[THE EXERCISE] With the line containing "Give me a plain-text" as the first line and the last line of the records as the final one, reproduce that range exactly.

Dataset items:

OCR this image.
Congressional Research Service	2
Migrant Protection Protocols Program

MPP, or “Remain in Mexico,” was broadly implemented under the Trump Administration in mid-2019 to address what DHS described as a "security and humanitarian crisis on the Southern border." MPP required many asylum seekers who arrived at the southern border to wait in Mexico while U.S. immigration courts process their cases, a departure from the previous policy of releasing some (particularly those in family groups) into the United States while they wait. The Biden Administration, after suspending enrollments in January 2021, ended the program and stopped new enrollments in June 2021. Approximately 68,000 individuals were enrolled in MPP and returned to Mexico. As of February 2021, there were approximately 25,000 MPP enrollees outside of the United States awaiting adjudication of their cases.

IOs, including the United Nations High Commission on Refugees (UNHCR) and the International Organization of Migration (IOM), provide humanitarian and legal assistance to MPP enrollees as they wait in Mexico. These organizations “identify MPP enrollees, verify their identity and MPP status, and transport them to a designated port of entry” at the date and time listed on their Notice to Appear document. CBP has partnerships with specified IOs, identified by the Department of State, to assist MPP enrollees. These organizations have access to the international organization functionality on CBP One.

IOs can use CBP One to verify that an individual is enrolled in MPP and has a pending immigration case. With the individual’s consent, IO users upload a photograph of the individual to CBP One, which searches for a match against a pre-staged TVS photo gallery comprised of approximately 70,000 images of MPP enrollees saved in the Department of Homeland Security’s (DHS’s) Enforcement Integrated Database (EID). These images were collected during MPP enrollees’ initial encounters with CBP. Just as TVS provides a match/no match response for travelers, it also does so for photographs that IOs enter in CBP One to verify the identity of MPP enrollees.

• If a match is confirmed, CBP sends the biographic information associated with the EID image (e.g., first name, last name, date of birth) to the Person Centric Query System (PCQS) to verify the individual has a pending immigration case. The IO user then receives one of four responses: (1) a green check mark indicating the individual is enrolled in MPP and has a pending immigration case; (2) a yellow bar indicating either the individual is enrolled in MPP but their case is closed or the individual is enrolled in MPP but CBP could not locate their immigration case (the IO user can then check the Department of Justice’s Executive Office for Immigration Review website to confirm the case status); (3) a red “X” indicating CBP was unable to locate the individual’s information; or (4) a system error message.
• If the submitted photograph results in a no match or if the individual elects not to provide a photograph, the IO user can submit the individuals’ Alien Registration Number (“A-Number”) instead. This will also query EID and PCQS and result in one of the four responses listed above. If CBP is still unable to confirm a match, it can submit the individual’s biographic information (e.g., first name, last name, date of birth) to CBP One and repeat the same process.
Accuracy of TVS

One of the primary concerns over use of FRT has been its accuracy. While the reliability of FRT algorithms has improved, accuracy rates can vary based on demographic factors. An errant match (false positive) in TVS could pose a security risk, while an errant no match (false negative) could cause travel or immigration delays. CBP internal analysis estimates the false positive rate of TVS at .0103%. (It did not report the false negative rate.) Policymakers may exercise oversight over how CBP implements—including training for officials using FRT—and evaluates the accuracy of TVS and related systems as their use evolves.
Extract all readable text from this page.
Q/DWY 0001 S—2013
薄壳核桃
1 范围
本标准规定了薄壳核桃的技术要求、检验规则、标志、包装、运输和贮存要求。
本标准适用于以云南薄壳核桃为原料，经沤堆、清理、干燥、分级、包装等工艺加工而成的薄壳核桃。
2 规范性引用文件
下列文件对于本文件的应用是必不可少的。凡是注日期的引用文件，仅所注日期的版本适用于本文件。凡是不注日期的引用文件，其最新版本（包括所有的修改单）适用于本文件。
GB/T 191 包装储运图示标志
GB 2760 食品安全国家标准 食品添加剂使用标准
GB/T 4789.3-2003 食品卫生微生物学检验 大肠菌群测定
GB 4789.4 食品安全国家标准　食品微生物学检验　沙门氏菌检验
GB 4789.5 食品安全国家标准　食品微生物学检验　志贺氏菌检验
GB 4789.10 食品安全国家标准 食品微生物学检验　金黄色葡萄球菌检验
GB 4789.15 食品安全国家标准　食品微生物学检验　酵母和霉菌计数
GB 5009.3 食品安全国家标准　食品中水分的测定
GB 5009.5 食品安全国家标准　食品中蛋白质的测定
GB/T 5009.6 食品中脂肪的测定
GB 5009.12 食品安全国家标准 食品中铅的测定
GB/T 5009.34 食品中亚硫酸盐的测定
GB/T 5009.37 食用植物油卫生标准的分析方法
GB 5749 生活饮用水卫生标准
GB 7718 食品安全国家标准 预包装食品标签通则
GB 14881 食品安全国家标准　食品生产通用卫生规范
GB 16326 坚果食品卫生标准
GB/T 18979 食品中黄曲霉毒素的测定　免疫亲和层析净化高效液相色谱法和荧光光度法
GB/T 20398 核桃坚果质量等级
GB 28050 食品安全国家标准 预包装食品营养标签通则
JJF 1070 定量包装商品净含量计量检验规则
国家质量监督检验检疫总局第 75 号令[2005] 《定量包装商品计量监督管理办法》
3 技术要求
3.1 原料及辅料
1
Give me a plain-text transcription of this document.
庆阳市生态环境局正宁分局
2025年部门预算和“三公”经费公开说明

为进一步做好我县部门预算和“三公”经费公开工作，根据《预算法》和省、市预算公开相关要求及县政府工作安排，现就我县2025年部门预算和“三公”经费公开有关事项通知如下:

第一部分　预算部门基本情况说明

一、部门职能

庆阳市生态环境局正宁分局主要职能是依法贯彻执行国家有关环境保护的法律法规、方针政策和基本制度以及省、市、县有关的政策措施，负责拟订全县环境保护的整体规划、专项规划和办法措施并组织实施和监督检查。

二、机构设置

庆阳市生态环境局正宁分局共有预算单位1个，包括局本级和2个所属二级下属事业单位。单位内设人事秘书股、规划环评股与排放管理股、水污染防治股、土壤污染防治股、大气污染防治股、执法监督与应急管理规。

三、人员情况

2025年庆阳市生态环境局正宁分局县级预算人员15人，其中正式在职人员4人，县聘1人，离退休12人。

[RESULT FOR THIS TASK]
Give me a plain-text transcription of this document.
庆阳市生态环境局正宁分局
2025年部门预算和“三公”经费公开说明

为进一步做好我县部门预算和“三公”经费公开工作，根据《预算法》和省、市预算公开相关要求及县政府工作安排，现就我县2025年部门预算和“三公”经费公开有关事项通知如下:

第一部分　预算部门基本情况说明

一、部门职能

庆阳市生态环境局正宁分局主要职能是依法贯彻执行国家有关环境保护的法律法规、方针政策和基本制度以及省、市、县有关的政策措施，负责拟订全县环境保护的整体规划、专项规划和办法措施并组织实施和监督检查。

二、机构设置

庆阳市生态环境局正宁分局共有预算单位1个，包括局本级和2个所属二级下属事业单位。单位内设人事秘书股、规划环评股与排放管理股、水污染防治股、土壤污染防治股、大气污染防治股、执法监督与应急管理规。

三、人员情况

2025年庆阳市生态环境局正宁分局县级预算人员15人，其中正式在职人员4人，县聘1人，离退休12人。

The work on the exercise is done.